Extracted data ▸
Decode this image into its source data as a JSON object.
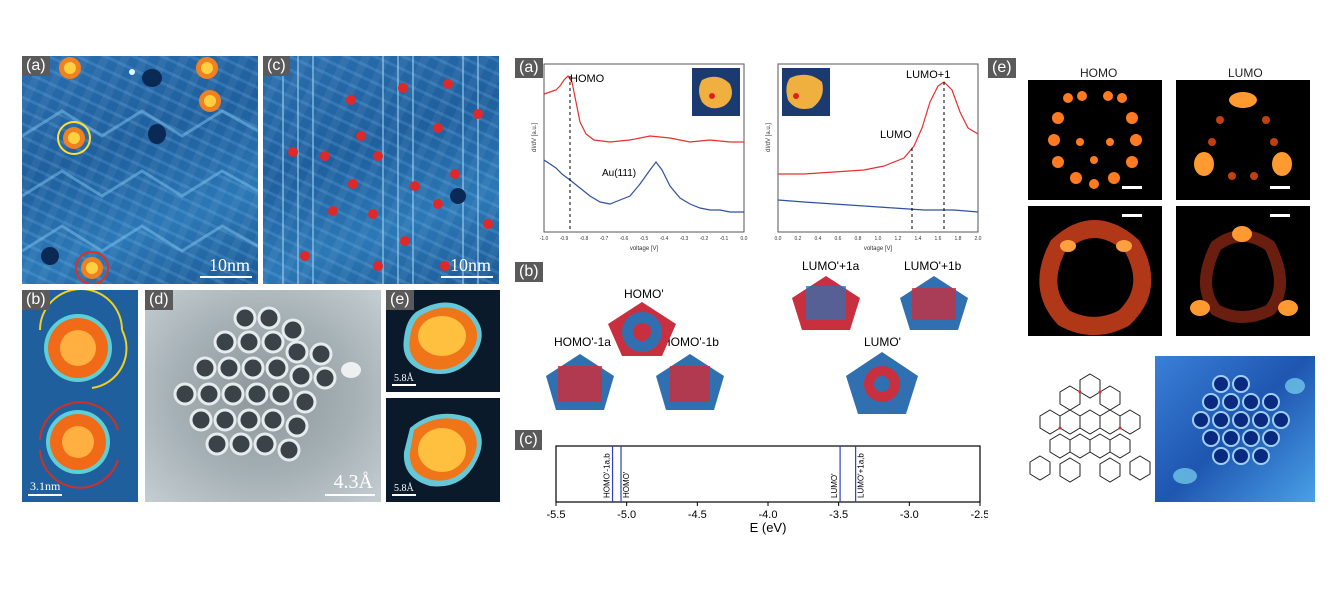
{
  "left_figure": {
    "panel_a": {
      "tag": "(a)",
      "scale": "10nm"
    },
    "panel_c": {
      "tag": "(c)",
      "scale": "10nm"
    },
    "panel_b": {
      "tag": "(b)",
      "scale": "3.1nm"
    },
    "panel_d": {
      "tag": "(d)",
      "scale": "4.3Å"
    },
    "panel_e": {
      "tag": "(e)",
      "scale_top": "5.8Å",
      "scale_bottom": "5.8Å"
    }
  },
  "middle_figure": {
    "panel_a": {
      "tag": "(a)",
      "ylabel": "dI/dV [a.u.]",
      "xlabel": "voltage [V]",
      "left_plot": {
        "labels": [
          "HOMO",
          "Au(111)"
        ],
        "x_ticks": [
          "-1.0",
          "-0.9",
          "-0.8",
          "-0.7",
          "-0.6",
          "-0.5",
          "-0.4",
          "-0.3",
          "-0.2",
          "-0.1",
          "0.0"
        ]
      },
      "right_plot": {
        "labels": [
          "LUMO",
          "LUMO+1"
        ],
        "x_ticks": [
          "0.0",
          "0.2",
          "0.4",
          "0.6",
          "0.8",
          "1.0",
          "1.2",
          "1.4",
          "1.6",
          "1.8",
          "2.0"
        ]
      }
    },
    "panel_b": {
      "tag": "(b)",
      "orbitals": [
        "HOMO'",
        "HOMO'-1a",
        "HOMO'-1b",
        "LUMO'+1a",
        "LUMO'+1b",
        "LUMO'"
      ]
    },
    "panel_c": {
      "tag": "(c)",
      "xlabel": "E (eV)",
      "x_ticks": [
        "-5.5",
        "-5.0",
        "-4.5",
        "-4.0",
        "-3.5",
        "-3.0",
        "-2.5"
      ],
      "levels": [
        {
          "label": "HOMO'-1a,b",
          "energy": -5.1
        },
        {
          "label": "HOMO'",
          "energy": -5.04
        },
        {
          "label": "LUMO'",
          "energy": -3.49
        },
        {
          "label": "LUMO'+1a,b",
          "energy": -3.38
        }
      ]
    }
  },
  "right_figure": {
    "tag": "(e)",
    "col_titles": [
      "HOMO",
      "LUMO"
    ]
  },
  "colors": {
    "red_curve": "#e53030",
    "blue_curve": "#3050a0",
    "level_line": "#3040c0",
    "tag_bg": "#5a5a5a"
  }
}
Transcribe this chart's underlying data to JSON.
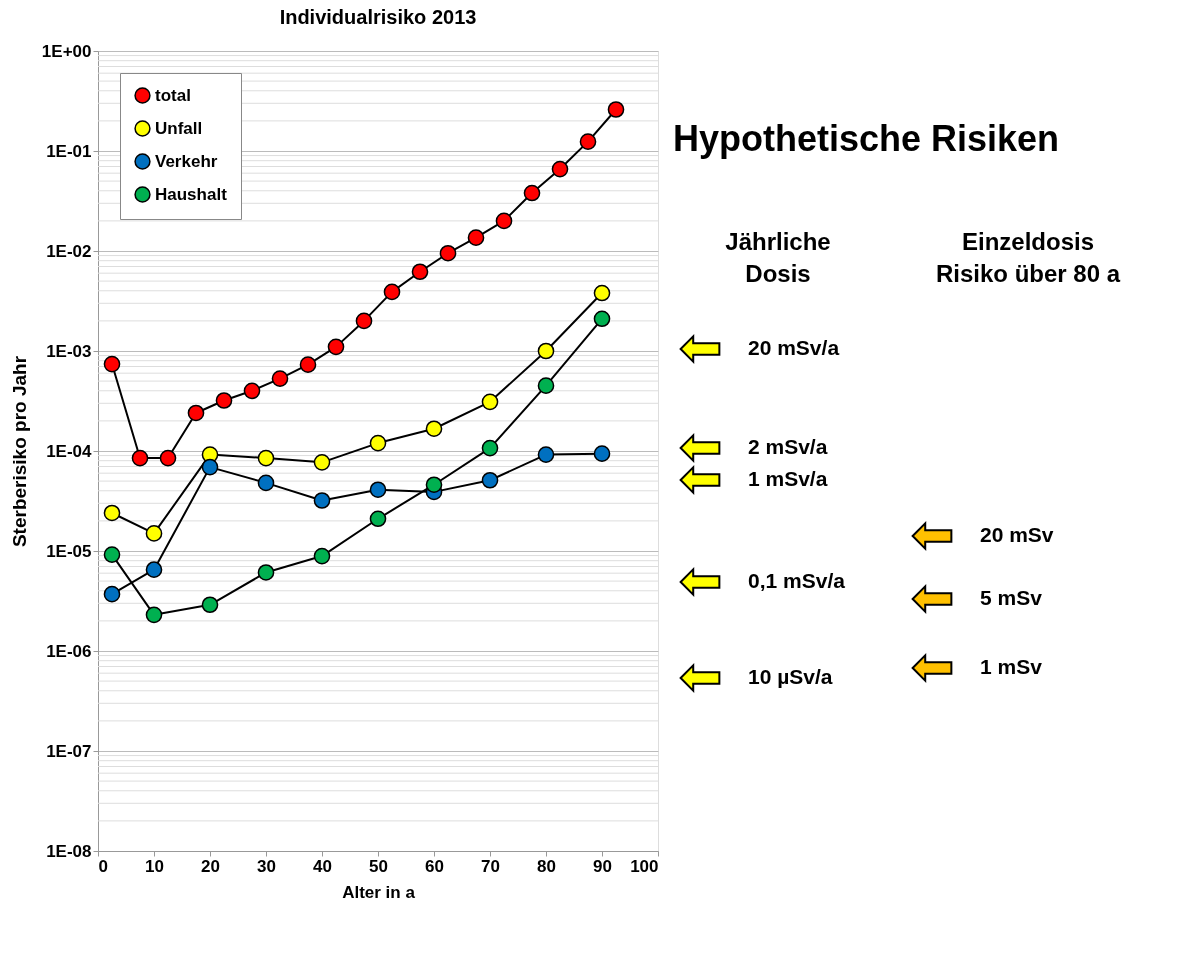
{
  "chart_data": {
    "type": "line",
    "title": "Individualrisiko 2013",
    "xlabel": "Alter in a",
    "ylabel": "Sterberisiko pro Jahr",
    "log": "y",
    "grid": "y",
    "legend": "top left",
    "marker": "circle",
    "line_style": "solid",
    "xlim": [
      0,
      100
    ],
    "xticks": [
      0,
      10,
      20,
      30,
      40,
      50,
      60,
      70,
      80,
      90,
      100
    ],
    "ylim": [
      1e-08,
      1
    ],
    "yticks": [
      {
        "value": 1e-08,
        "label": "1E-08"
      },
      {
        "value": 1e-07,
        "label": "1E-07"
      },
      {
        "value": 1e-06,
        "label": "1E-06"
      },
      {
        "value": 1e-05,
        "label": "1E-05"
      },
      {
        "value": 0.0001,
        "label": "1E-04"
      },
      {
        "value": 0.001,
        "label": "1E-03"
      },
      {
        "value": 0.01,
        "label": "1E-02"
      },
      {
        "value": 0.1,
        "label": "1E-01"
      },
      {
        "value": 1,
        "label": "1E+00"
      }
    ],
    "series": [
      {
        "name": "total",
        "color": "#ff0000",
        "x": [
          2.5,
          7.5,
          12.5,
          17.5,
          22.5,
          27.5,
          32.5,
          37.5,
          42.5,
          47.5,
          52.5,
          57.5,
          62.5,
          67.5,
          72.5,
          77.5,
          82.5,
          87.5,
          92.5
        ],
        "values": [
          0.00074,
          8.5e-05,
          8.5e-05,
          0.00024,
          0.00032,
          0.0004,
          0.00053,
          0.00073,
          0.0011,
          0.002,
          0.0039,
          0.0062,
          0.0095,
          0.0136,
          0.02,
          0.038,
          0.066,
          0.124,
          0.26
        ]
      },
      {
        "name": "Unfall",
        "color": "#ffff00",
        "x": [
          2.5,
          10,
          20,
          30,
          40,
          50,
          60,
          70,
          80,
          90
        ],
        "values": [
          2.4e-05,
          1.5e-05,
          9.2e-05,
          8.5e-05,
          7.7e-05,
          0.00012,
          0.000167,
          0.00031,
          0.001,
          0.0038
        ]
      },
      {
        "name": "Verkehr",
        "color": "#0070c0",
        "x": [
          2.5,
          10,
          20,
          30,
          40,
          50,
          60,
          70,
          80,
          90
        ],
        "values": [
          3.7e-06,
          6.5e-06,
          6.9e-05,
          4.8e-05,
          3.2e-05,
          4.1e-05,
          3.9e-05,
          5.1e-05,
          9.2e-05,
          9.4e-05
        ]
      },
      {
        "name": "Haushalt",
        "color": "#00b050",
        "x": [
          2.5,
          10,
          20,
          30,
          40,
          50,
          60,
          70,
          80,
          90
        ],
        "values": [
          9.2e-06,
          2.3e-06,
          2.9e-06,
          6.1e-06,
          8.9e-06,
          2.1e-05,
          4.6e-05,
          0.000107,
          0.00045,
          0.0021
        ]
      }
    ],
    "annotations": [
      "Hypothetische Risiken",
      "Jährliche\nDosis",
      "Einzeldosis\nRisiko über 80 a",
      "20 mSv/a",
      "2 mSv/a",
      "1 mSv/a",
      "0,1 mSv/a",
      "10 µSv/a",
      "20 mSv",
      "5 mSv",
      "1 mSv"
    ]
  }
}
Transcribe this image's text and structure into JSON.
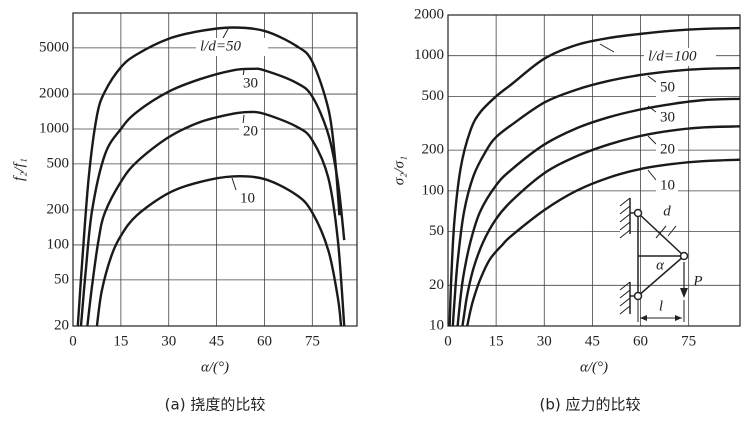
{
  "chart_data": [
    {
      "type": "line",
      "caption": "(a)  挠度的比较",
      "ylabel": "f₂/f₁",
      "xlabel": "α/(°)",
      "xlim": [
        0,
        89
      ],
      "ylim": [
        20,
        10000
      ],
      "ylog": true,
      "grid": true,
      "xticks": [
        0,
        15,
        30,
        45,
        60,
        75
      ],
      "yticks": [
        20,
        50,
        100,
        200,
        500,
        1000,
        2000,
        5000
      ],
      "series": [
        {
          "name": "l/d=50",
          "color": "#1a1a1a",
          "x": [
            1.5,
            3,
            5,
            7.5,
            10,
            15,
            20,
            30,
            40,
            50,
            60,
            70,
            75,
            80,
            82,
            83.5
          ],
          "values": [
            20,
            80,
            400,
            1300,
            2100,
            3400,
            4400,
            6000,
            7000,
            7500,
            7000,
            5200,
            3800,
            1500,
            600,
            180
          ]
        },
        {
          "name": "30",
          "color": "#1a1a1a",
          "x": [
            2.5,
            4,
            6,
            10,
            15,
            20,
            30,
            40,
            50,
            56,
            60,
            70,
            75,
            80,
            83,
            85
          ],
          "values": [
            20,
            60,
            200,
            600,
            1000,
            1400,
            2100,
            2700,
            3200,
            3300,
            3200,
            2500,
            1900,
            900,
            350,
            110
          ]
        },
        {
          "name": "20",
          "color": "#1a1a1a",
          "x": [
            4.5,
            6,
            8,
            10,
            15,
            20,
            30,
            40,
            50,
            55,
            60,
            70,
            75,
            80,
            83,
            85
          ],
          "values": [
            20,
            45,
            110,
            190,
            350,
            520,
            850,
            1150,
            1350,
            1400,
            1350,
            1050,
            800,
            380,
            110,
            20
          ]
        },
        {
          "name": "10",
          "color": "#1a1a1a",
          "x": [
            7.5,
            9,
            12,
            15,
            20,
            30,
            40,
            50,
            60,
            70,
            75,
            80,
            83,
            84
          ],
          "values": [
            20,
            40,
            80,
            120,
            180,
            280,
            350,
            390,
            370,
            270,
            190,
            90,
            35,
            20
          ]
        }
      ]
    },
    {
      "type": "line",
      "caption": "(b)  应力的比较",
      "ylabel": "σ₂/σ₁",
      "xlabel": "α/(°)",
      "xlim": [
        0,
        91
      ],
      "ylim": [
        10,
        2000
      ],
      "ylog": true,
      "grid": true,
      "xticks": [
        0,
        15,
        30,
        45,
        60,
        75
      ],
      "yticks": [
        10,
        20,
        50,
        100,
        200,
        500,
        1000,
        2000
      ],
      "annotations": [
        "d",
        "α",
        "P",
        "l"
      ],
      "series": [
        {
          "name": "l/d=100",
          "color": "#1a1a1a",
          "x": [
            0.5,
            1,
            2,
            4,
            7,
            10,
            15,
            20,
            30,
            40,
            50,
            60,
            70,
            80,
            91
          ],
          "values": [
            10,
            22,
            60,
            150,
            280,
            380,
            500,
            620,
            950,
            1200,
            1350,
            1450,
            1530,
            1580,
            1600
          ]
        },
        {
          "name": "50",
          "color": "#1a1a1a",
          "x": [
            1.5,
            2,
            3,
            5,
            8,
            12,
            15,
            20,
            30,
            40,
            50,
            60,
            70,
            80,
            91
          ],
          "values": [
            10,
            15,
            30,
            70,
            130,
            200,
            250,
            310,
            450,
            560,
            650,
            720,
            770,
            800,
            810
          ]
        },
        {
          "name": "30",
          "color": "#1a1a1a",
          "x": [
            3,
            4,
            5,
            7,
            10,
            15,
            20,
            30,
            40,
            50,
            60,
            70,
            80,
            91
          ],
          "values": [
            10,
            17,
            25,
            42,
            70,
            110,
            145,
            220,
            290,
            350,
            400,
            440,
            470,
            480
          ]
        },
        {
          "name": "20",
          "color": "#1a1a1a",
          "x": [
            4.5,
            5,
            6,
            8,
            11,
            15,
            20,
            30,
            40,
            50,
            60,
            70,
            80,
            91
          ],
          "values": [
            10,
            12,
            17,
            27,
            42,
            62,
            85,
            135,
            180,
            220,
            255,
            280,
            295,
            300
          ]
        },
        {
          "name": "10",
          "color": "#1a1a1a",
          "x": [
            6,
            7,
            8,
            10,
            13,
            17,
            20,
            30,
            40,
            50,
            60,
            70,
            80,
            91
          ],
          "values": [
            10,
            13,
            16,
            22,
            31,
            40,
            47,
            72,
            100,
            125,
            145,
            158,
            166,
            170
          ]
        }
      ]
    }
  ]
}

What to produce ▸ Show each line of the data that contains the string "ylabel".

Solved exercise ▸
      "ylabel": "dI/dV [a.u.]",
    "ylabel": "Sterberisiko pro Jahr",
      "ylabel": "f₂/f₁",
      "ylabel": "σ₂/σ₁",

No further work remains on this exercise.